▸ **Written exercise**
All the entries need to be quoted exactly, apart from the pictures, which you should drop.

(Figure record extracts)
========================

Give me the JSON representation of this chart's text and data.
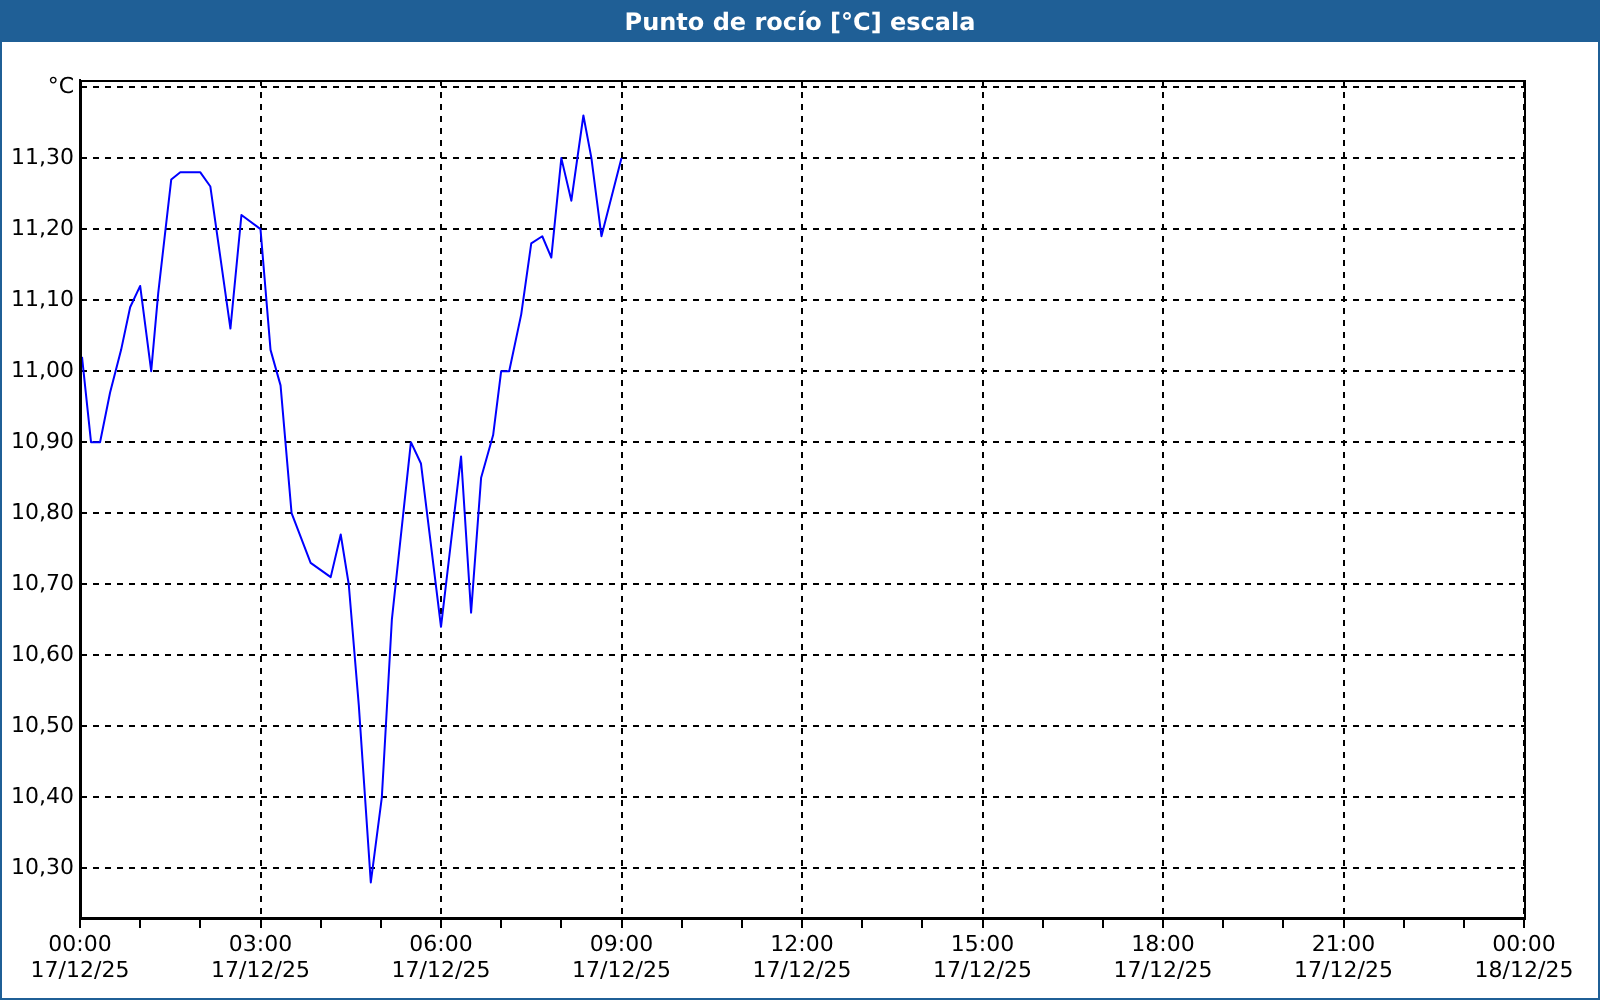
{
  "chart_data": {
    "type": "line",
    "title": "Punto de rocío [°C] escala",
    "x": [
      "--12-17T00:02",
      "--12-17T00:11",
      "--12-17T00:20",
      "--12-17T00:30",
      "--12-17T00:41",
      "--12-17T00:50",
      "--12-17T01:00",
      "--12-17T01:11",
      "--12-17T01:18",
      "--12-17T01:31",
      "--12-17T01:40",
      "--12-17T02:00",
      "--12-17T02:10",
      "--12-17T02:30",
      "--12-17T02:41",
      "--12-17T03:00",
      "--12-17T03:10",
      "--12-17T03:20",
      "--12-17T03:31",
      "--12-17T03:50",
      "--12-17T04:10",
      "--12-17T04:20",
      "--12-17T04:28",
      "--12-17T04:38",
      "--12-17T04:50",
      "--12-17T05:01",
      "--12-17T05:11",
      "--12-17T05:30",
      "--12-17T05:40",
      "--12-17T06:00",
      "--12-17T06:20",
      "--12-17T06:30",
      "--12-17T06:40",
      "--12-17T06:52",
      "--12-17T07:00",
      "--12-17T07:08",
      "--12-17T07:20",
      "--12-17T07:30",
      "--12-17T07:41",
      "--12-17T07:50",
      "--12-17T08:00",
      "--12-17T08:10",
      "--12-17T08:22",
      "--12-17T08:30",
      "--12-17T08:40",
      "--12-17T09:00"
    ],
    "series": [
      {
        "color": "#0000ff",
        "values": [
          11.02,
          10.9,
          10.9,
          10.97,
          11.03,
          11.09,
          11.12,
          11.0,
          11.11,
          11.27,
          11.28,
          11.28,
          11.26,
          11.06,
          11.22,
          11.2,
          11.03,
          10.98,
          10.8,
          10.73,
          10.71,
          10.77,
          10.7,
          10.53,
          10.28,
          10.4,
          10.65,
          10.9,
          10.87,
          10.64,
          10.88,
          10.66,
          10.85,
          10.91,
          11.0,
          11.0,
          11.08,
          11.18,
          11.19,
          11.16,
          11.3,
          11.24,
          11.36,
          11.3,
          11.19,
          11.3
        ]
      }
    ],
    "xlim": [
      "--12-17T00:00",
      "--12-18T00:00"
    ],
    "xticks": [
      {
        "value": "--12-17T00:00",
        "label": "00:00\n17/12/25"
      },
      {
        "value": "--12-17T01:00",
        "label": null
      },
      {
        "value": "--12-17T02:00",
        "label": null
      },
      {
        "value": "--12-17T03:00",
        "label": "03:00\n17/12/25"
      },
      {
        "value": "--12-17T04:00",
        "label": null
      },
      {
        "value": "--12-17T05:00",
        "label": null
      },
      {
        "value": "--12-17T06:00",
        "label": "06:00\n17/12/25"
      },
      {
        "value": "--12-17T07:00",
        "label": null
      },
      {
        "value": "--12-17T08:00",
        "label": null
      },
      {
        "value": "--12-17T09:00",
        "label": "09:00\n17/12/25"
      },
      {
        "value": "--12-17T10:00",
        "label": null
      },
      {
        "value": "--12-17T11:00",
        "label": null
      },
      {
        "value": "--12-17T12:00",
        "label": "12:00\n17/12/25"
      },
      {
        "value": "--12-17T13:00",
        "label": null
      },
      {
        "value": "--12-17T14:00",
        "label": null
      },
      {
        "value": "--12-17T15:00",
        "label": "15:00\n17/12/25"
      },
      {
        "value": "--12-17T16:00",
        "label": null
      },
      {
        "value": "--12-17T17:00",
        "label": null
      },
      {
        "value": "--12-17T18:00",
        "label": "18:00\n17/12/25"
      },
      {
        "value": "--12-17T19:00",
        "label": null
      },
      {
        "value": "--12-17T20:00",
        "label": null
      },
      {
        "value": "--12-17T21:00",
        "label": "21:00\n17/12/25"
      },
      {
        "value": "--12-17T22:00",
        "label": null
      },
      {
        "value": "--12-17T23:00",
        "label": null
      },
      {
        "value": "--12-18T00:00",
        "label": "00:00\n18/12/25"
      }
    ],
    "ylim": [
      10.23,
      11.41
    ],
    "yticks": [
      {
        "value": 10.3,
        "label": "10,30"
      },
      {
        "value": 10.4,
        "label": "10,40"
      },
      {
        "value": 10.5,
        "label": "10,50"
      },
      {
        "value": 10.6,
        "label": "10,60"
      },
      {
        "value": 10.7,
        "label": "10,70"
      },
      {
        "value": 10.8,
        "label": "10,80"
      },
      {
        "value": 10.9,
        "label": "10,90"
      },
      {
        "value": 11.0,
        "label": "11,00"
      },
      {
        "value": 11.1,
        "label": "11,10"
      },
      {
        "value": 11.2,
        "label": "11,20"
      },
      {
        "value": 11.3,
        "label": "11,30"
      },
      {
        "value": 11.4,
        "label": "°C"
      }
    ],
    "grid": true,
    "legend": false,
    "marker": "none",
    "line_style": "solid"
  }
}
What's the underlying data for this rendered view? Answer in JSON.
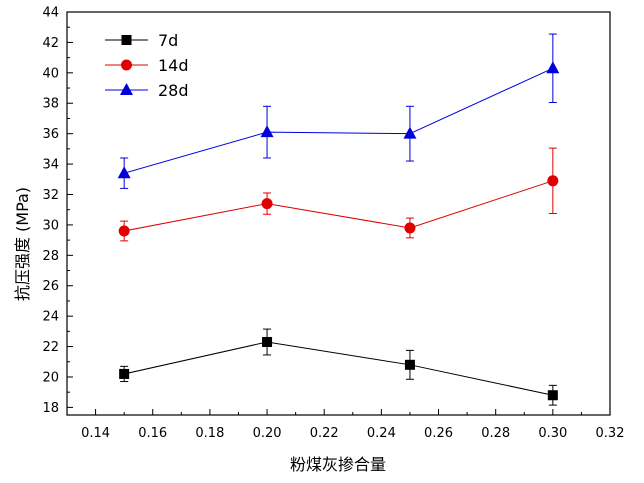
{
  "chart_data": {
    "type": "line",
    "title": "",
    "xlabel": "粉煤灰掺合量",
    "ylabel": "抗压强度 (MPa)",
    "xlim": [
      0.13,
      0.32
    ],
    "ylim": [
      17.5,
      44
    ],
    "xticks": [
      0.14,
      0.16,
      0.18,
      0.2,
      0.22,
      0.24,
      0.26,
      0.28,
      0.3,
      0.32
    ],
    "xtick_labels": [
      "0.14",
      "0.16",
      "0.18",
      "0.20",
      "0.22",
      "0.24",
      "0.26",
      "0.28",
      "0.30",
      "0.32"
    ],
    "yticks": [
      18,
      20,
      22,
      24,
      26,
      28,
      30,
      32,
      34,
      36,
      38,
      40,
      42,
      44
    ],
    "ytick_labels": [
      "18",
      "20",
      "22",
      "24",
      "26",
      "28",
      "30",
      "32",
      "34",
      "36",
      "38",
      "40",
      "42",
      "44"
    ],
    "grid": false,
    "legend_position": "top-left",
    "x": [
      0.15,
      0.2,
      0.25,
      0.3
    ],
    "series": [
      {
        "name": "7d",
        "color": "#000000",
        "marker": "square",
        "values": [
          20.2,
          22.3,
          20.8,
          18.8
        ],
        "error": [
          0.5,
          0.85,
          0.95,
          0.65
        ]
      },
      {
        "name": "14d",
        "color": "#e00000",
        "marker": "circle",
        "values": [
          29.6,
          31.4,
          29.8,
          32.9
        ],
        "error": [
          0.65,
          0.7,
          0.65,
          2.15
        ]
      },
      {
        "name": "28d",
        "color": "#0000dd",
        "marker": "triangle",
        "values": [
          33.4,
          36.1,
          36.0,
          40.3
        ],
        "error": [
          1.0,
          1.7,
          1.8,
          2.25
        ]
      }
    ]
  }
}
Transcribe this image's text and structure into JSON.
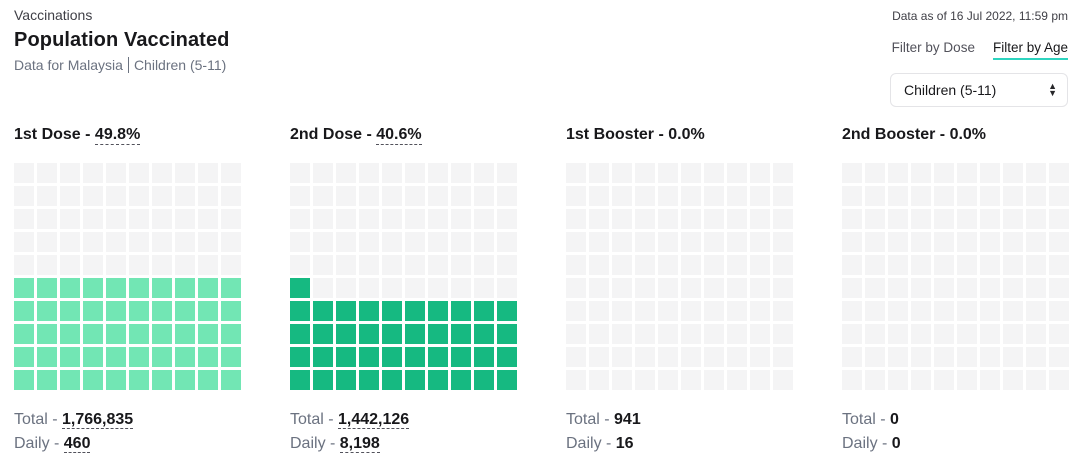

========================

▸ **Result of this exercise**
Give me the JSON representation of this chart's text and data.
{
  "chart_data": {
    "type": "line",
    "title": "Punto de rocío [°C] escala",
    "x": [
      "--12-17T00:02",
      "--12-17T00:11",
      "--12-17T00:20",
      "--12-17T00:30",
      "--12-17T00:41",
      "--12-17T00:50",
      "--12-17T01:00",
      "--12-17T01:11",
      "--12-17T01:18",
      "--12-17T01:31",
      "--12-17T01:40",
      "--12-17T02:00",
      "--12-17T02:10",
      "--12-17T02:30",
      "--12-17T02:41",
      "--12-17T03:00",
      "--12-17T03:10",
      "--12-17T03:20",
      "--12-17T03:31",
      "--12-17T03:50",
      "--12-17T04:10",
      "--12-17T04:20",
      "--12-17T04:28",
      "--12-17T04:38",
      "--12-17T04:50",
      "--12-17T05:01",
      "--12-17T05:11",
      "--12-17T05:30",
      "--12-17T05:40",
      "--12-17T06:00",
      "--12-17T06:20",
      "--12-17T06:30",
      "--12-17T06:40",
      "--12-17T06:52",
      "--12-17T07:00",
      "--12-17T07:08",
      "--12-17T07:20",
      "--12-17T07:30",
      "--12-17T07:41",
      "--12-17T07:50",
      "--12-17T08:00",
      "--12-17T08:10",
      "--12-17T08:22",
      "--12-17T08:30",
      "--12-17T08:40",
      "--12-17T09:00"
    ],
    "series": [
      {
        "color": "#0000ff",
        "values": [
          11.02,
          10.9,
          10.9,
          10.97,
          11.03,
          11.09,
          11.12,
          11.0,
          11.11,
          11.27,
          11.28,
          11.28,
          11.26,
          11.06,
          11.22,
          11.2,
          11.03,
          10.98,
          10.8,
          10.73,
          10.71,
          10.77,
          10.7,
          10.53,
          10.28,
          10.4,
          10.65,
          10.9,
          10.87,
          10.64,
          10.88,
          10.66,
          10.85,
          10.91,
          11.0,
          11.0,
          11.08,
          11.18,
          11.19,
          11.16,
          11.3,
          11.24,
          11.36,
          11.3,
          11.19,
          11.3
        ]
      }
    ],
    "xlim": [
      "--12-17T00:00",
      "--12-18T00:00"
    ],
    "xticks": [
      {
        "value": "--12-17T00:00",
        "label": "00:00\n17/12/25"
      },
      {
        "value": "--12-17T01:00",
        "label": null
      },
      {
        "value": "--12-17T02:00",
        "label": null
      },
      {
        "value": "--12-17T03:00",
        "label": "03:00\n17/12/25"
      },
      {
        "value": "--12-17T04:00",
        "label": null
      },
      {
        "value": "--12-17T05:00",
        "label": null
      },
      {
        "value": "--12-17T06:00",
        "label": "06:00\n17/12/25"
      },
      {
        "value": "--12-17T07:00",
        "label": null
      },
      {
        "value": "--12-17T08:00",
        "label": null
      },
      {
        "value": "--12-17T09:00",
        "label": "09:00\n17/12/25"
      },
      {
        "value": "--12-17T10:00",
        "label": null
      },
      {
        "value": "--12-17T11:00",
        "label": null
      },
      {
        "value": "--12-17T12:00",
        "label": "12:00\n17/12/25"
      },
      {
        "value": "--12-17T13:00",
        "label": null
      },
      {
        "value": "--12-17T14:00",
        "label": null
      },
      {
        "value": "--12-17T15:00",
        "label": "15:00\n17/12/25"
      },
      {
        "value": "--12-17T16:00",
        "label": null
      },
      {
        "value": "--12-17T17:00",
        "label": null
      },
      {
        "value": "--12-17T18:00",
        "label": "18:00\n17/12/25"
      },
      {
        "value": "--12-17T19:00",
        "label": null
      },
      {
        "value": "--12-17T20:00",
        "label": null
      },
      {
        "value": "--12-17T21:00",
        "label": "21:00\n17/12/25"
      },
      {
        "value": "--12-17T22:00",
        "label": null
      },
      {
        "value": "--12-17T23:00",
        "label": null
      },
      {
        "value": "--12-18T00:00",
        "label": "00:00\n18/12/25"
      }
    ],
    "ylim": [
      10.23,
      11.41
    ],
    "yticks": [
      {
        "value": 10.3,
        "label": "10,30"
      },
      {
        "value": 10.4,
        "label": "10,40"
      },
      {
        "value": 10.5,
        "label": "10,50"
      },
      {
        "value": 10.6,
        "label": "10,60"
      },
      {
        "value": 10.7,
        "label": "10,70"
      },
      {
        "value": 10.8,
        "label": "10,80"
      },
      {
        "value": 10.9,
        "label": "10,90"
      },
      {
        "value": 11.0,
        "label": "11,00"
      },
      {
        "value": 11.1,
        "label": "11,10"
      },
      {
        "value": 11.2,
        "label": "11,20"
      },
      {
        "value": 11.3,
        "label": "11,30"
      },
      {
        "value": 11.4,
        "label": "°C"
      }
    ],
    "grid": true,
    "legend": false,
    "marker": "none",
    "line_style": "solid"
  }
}
What's the underlying data for this rendered view? Answer in JSON.
{
  "chart_data": {
    "type": "line",
    "title": "",
    "xlabel": "粉煤灰掺合量",
    "ylabel": "抗压强度 (MPa)",
    "xlim": [
      0.13,
      0.32
    ],
    "ylim": [
      17.5,
      44
    ],
    "xticks": [
      0.14,
      0.16,
      0.18,
      0.2,
      0.22,
      0.24,
      0.26,
      0.28,
      0.3,
      0.32
    ],
    "xtick_labels": [
      "0.14",
      "0.16",
      "0.18",
      "0.20",
      "0.22",
      "0.24",
      "0.26",
      "0.28",
      "0.30",
      "0.32"
    ],
    "yticks": [
      18,
      20,
      22,
      24,
      26,
      28,
      30,
      32,
      34,
      36,
      38,
      40,
      42,
      44
    ],
    "ytick_labels": [
      "18",
      "20",
      "22",
      "24",
      "26",
      "28",
      "30",
      "32",
      "34",
      "36",
      "38",
      "40",
      "42",
      "44"
    ],
    "grid": false,
    "legend_position": "top-left",
    "x": [
      0.15,
      0.2,
      0.25,
      0.3
    ],
    "series": [
      {
        "name": "7d",
        "color": "#000000",
        "marker": "square",
        "values": [
          20.2,
          22.3,
          20.8,
          18.8
        ],
        "error": [
          0.5,
          0.85,
          0.95,
          0.65
        ]
      },
      {
        "name": "14d",
        "color": "#e00000",
        "marker": "circle",
        "values": [
          29.6,
          31.4,
          29.8,
          32.9
        ],
        "error": [
          0.65,
          0.7,
          0.65,
          2.15
        ]
      },
      {
        "name": "28d",
        "color": "#0000dd",
        "marker": "triangle",
        "values": [
          33.4,
          36.1,
          36.0,
          40.3
        ],
        "error": [
          1.0,
          1.7,
          1.8,
          2.25
        ]
      }
    ]
  }
}
Transcribe this image's text and structure into JSON.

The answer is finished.